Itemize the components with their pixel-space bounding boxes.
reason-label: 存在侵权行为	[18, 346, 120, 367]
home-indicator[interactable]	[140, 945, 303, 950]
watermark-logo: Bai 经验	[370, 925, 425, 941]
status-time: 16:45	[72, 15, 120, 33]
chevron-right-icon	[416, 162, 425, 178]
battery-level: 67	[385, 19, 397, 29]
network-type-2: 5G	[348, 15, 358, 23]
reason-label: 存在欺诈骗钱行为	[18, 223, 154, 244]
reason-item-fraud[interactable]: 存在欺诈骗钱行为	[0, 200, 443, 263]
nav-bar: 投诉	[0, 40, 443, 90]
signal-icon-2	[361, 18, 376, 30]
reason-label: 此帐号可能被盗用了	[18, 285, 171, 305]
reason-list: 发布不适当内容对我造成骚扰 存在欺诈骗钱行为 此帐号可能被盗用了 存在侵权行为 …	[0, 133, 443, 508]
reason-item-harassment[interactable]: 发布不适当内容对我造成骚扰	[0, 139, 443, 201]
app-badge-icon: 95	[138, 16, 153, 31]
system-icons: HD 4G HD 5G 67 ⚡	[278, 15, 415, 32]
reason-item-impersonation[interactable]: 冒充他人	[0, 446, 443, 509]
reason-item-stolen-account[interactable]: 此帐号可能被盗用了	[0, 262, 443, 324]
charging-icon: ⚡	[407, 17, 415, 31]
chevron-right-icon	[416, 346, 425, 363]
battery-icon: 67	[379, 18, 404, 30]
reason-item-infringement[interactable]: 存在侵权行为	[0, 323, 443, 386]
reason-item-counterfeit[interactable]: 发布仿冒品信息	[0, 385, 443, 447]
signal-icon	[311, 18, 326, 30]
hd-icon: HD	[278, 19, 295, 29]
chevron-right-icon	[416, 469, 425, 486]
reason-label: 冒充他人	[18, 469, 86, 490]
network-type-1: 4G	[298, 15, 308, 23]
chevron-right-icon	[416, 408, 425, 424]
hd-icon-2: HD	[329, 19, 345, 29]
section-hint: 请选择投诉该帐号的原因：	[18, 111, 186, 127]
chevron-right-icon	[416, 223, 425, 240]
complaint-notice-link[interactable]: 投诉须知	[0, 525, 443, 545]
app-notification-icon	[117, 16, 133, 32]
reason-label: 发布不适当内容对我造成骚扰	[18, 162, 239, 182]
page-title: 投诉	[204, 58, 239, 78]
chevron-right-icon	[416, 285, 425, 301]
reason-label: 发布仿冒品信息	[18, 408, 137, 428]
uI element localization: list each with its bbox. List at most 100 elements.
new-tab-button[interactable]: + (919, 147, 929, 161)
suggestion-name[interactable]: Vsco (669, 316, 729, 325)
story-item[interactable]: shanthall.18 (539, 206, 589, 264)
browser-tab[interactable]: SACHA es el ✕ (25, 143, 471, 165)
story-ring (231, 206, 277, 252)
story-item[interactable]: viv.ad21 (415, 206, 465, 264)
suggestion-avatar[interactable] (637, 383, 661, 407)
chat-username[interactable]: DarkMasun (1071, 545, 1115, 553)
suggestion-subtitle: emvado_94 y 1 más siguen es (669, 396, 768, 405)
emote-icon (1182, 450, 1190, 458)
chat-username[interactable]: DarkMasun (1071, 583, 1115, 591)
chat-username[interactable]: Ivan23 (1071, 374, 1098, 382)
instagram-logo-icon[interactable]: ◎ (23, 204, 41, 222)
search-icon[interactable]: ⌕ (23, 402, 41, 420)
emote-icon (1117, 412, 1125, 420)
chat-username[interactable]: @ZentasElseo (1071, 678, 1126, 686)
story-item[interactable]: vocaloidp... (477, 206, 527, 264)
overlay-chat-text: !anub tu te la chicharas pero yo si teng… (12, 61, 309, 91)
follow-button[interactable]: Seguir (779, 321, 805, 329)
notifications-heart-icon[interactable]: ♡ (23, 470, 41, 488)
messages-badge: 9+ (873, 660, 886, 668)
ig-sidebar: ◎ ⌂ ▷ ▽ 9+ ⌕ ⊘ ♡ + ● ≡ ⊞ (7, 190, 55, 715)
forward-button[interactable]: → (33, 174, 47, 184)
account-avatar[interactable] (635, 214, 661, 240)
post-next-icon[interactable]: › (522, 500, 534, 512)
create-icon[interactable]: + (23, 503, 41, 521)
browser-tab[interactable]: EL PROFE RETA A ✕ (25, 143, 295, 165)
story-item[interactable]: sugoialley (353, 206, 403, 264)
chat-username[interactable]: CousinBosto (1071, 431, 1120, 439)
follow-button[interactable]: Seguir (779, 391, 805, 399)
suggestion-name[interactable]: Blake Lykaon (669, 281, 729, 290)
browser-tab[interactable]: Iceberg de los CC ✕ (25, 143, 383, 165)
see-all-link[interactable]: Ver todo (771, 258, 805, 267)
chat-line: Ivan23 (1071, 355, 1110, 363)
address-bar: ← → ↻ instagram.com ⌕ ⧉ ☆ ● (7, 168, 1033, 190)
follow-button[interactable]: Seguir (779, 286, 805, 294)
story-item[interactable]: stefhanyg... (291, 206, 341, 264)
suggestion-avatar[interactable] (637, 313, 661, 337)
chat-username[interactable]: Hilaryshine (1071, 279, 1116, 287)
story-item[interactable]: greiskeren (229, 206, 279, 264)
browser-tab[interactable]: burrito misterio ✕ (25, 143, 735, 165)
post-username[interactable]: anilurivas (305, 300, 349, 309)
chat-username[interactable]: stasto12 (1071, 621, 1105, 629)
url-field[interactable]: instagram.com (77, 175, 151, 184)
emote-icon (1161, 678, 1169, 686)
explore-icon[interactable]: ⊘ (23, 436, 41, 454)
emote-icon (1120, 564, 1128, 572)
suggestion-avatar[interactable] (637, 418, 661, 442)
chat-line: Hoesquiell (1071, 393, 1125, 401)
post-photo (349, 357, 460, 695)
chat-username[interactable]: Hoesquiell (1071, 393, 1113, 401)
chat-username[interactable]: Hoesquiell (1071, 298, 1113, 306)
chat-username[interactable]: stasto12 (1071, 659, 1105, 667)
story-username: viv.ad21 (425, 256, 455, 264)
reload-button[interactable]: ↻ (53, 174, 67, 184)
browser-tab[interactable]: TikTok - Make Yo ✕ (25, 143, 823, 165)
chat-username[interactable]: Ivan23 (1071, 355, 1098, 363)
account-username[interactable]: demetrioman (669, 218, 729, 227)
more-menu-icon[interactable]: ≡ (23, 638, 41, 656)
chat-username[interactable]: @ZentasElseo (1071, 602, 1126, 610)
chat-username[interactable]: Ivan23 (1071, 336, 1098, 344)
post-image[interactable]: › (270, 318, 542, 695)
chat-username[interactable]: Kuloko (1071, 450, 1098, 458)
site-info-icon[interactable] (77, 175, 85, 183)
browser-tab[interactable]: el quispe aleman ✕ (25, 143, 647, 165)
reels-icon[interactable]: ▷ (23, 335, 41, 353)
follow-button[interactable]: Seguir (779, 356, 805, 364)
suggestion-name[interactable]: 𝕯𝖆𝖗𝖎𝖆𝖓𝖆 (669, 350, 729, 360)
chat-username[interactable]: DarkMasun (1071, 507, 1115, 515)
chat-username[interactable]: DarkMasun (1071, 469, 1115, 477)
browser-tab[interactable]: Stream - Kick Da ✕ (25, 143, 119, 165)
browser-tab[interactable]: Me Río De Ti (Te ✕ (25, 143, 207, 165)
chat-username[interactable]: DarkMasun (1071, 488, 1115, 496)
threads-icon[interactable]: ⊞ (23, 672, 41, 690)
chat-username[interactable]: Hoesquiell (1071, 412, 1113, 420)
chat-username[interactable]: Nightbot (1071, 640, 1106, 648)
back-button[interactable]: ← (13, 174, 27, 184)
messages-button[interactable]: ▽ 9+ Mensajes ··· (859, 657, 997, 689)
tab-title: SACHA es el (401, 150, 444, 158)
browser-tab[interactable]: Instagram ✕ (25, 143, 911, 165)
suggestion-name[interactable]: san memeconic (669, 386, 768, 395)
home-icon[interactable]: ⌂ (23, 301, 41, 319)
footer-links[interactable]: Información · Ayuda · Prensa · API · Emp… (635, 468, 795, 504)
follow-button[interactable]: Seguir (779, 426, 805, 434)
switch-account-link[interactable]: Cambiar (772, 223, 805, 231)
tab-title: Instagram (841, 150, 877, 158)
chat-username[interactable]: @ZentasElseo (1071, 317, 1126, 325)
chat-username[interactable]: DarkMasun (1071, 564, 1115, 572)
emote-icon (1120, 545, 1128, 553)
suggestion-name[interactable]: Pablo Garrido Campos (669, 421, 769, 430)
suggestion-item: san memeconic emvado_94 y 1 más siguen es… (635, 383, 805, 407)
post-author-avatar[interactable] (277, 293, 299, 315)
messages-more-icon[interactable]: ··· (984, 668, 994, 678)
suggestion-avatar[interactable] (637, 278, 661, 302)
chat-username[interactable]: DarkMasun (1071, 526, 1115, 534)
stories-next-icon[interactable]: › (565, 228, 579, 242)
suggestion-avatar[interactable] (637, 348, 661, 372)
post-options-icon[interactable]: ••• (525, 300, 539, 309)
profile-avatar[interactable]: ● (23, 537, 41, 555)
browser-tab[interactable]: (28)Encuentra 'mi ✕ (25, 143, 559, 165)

#### OBJETIVO
Copia tal cual el tramo que va desde el comienzo de las entradas de arriba hasta la línea que contiene "16, 153, 31]", con ambos extremos incluidos.

#### RESULTADO A CONTINUACIÓN
Itemize the components with their pixel-space bounding boxes.
reason-label: 存在侵权行为	[18, 346, 120, 367]
home-indicator[interactable]	[140, 945, 303, 950]
watermark-logo: Bai 经验	[370, 925, 425, 941]
status-time: 16:45	[72, 15, 120, 33]
chevron-right-icon	[416, 162, 425, 178]
battery-level: 67	[385, 19, 397, 29]
network-type-2: 5G	[348, 15, 358, 23]
reason-label: 存在欺诈骗钱行为	[18, 223, 154, 244]
reason-item-fraud[interactable]: 存在欺诈骗钱行为	[0, 200, 443, 263]
nav-bar: 投诉	[0, 40, 443, 90]
signal-icon-2	[361, 18, 376, 30]
reason-label: 此帐号可能被盗用了	[18, 285, 171, 305]
reason-list: 发布不适当内容对我造成骚扰 存在欺诈骗钱行为 此帐号可能被盗用了 存在侵权行为 …	[0, 133, 443, 508]
reason-item-harassment[interactable]: 发布不适当内容对我造成骚扰	[0, 139, 443, 201]
app-badge-icon: 95	[138, 16, 153, 31]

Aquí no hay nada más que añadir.